# Quoted text
········

# Writing a Synopsis when there's multiple POVs?



## risu (Jul 16, 2015)

Hi all,

I'm trying to write a 2 page synopsis (which can be single-spaced). I've looked at a few websites, wrote my first version, sent it to a friend, who sent me this link: 

How To Write A 1-Page Synopsis | Pub(lishing) Crawl

I'm working on version 2 of my synopsis, but my concern is that I have 4 primary POVs. Two of those POVs aren't named in V2 synopsis (in an effort to cut down names), but they're about 30% of the book. Do you think someone who reads the synopsis will react negatively when they hit chapter 2 and a POV that wasn't discussed in the synopsis is introduced?


----------



## WooHooMan (Jul 16, 2015)

I would react negatively to a change of POV that early in a book.  I'd also think 4 POV characters is excessive.
Do you mind maybe giving a short summary of what happens in your story?  I think that may help.


----------



## T.Allen.Smith (Jul 16, 2015)

WooHooMan said:


> I would react negatively to a change of POV that early in a book.


Why? It's common in multi-POV books, especially in the fantasy genre.


----------



## BWFoster78 (Jul 16, 2015)

WooHooMan said:


> I'd also think 4 POV characters is excessive.



Huh? Do you read epic fantasy?


----------



## risu (Jul 16, 2015)

The book is about a guy from our world who wakes up in a forest surrounded by dead men he doesn't remember killing. His best chance at getting home is a half-elemental woman. She is missing and two armies are searching for her. The guy is one POV, the woman is another, the leader of one army is another, and a commander in the other army is the last. The last two are the ones I'm excluding from the 2-page synopsis. 

I can give more details if it would help, but I'm less concerned about writing the synopsis as I am about the reaction someone would have to encountering POVs that weren't mentioned.


----------



## valiant12 (Jul 16, 2015)

Personally as a reader i won't react negatively if there are POV characters that aren't in the sinopsis.


----------



## Nimue (Jul 16, 2015)

I don't think a synopsis needs to be all-encompassing; it's meant to be compressed.  I'd be thrown off if the synopsis included things that weren't in the book, but not the other way around.  Establishing the two armies as important elements in the story would be enough indication that they might take a central role at some point.  

It might be good to say "the so-and-so army, led by General So-and-so," just to introduce them as a character, and I might find it a little odd if these ostensibly important characters weren't mentioned in two single-spaced pages of premise, but if it really doesn't work, it doesn't work.


----------



## T.Allen.Smith (Jul 16, 2015)

So you have multiple POVs, but do they all carry equal weight? Or, are some MC POVs while others aren't considered MCs?

If that is the case, I wouldn't expect any other than MCs to be in the synopsis. Either way though, it wouldn't bother me if the story and characters were interesting. 

Regardless, a great story never has me thinking about the synopsis I read in the past. It makes me ask questions and think about the future. What will happen next? So, if the story is written well, it wouldn't bother me a bit.

········

# Instruction 1
Retype the passage from the synopsis forum thread, starting with "How To Write" and going on through "synopsis is introduced?".
# Instruction 2
Answer these questions using the synopsis forum thread:
(a) How many pages long is the synopsis risu is trying to write?
(b) Roughly what share of the book do the two POVs left out of the second version account for?
(c) In risu's summary of the book, where does the guy from our world wake up?
# Instruction 3
Write the next part of the synopsis forum thread, picking up after its final post.

# Given information
········

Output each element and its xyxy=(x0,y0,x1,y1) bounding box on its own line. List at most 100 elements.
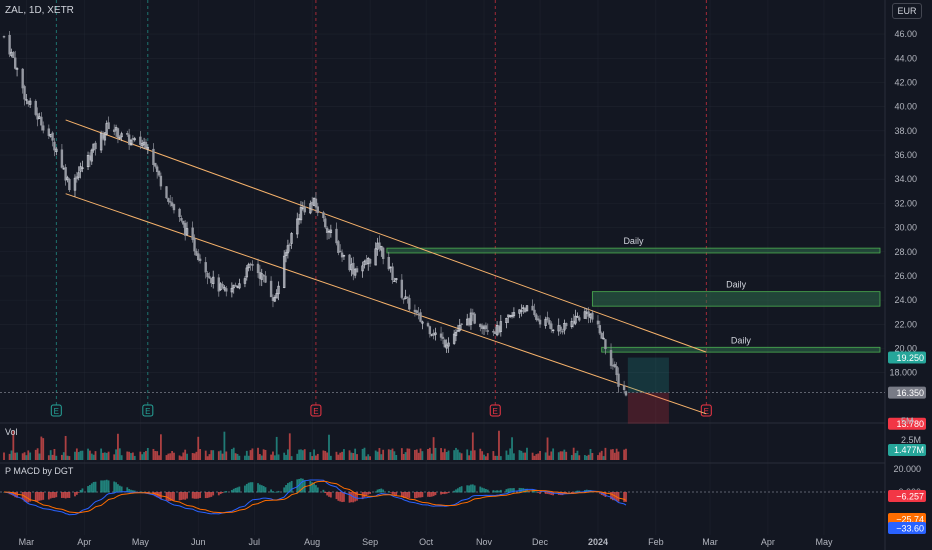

········

# Output 1
How To Write A 1-Page Synopsis | Pub(lishing) Crawl

I'm working on version 2 of my synopsis, but my concern is that I have 4 primary POVs. Two of those POVs aren't named in V2 synopsis (in an effort to cut down names), but they're about 30% of the book. Do you think someone who reads the synopsis will react negatively when they hit chapter 2 and a POV that wasn't discussed in the synopsis is introduced?

# Output 2
(a) Two pages, which can be single-spaced.
(b) About 30% of the book.
(c) In a forest, surrounded by dead men he doesn't remember killing.

# Output 3
----------



## risu (Jul 16, 2015)

Nimue said:


> I might find it a little odd if these ostensibly important characters weren't mentioned in two single-spaced pages of premise



I took them out because of the link my friend sent me. That article has a synopsis of Star Wars and the only characters it mentions is Luke, Ben, and Darth Vader. But I thought it might be different for an unknown story.


----------



## risu (Jul 16, 2015)

T.Allen.Smith said:


> So you have multiple POVs, but do they all carry equal weight? Or, are some MC POVs while others aren't considered MCs?



The guy has 47% of the word count, the woman has 21%, the commander has 19%, and the leader has 11%. I guess there's really one MC...


----------



## Russ (Jul 16, 2015)

You need to think about who your audience is for a synopsis.  Is it a tool for yourself or to be given to an agent or editor?

If the later, I don't think you can fail to mention characters who make up about 30% of your book is a good idea. 

Please also keep in mind that writing and selling a book is a very different process from selling a movie.  I am also not sure that the synopsis this website used was really the synopsis for Star Wars, but rather just an example using a story everybody is likely to know.


----------



## MineOwnKing (Jul 16, 2015)

I would wait to see if you really need the synopsis before putting too much effort into it.

Unless you already have an agent and a book deal.

I have only ever had one agent request a synopsis and in that case I was forced to reduce a 6 page, fully edited synopsis into 500 words.

Major pain in the ass and a total waste of time.


----------



## risu (Jul 16, 2015)

MineOwnKing said:


> I would wait to see if you really need the synopsis before putting too much effort into it.



It's for this...

Open Submissions: The Guidelines! | Hodderscape


----------



## Penpilot (Jul 16, 2015)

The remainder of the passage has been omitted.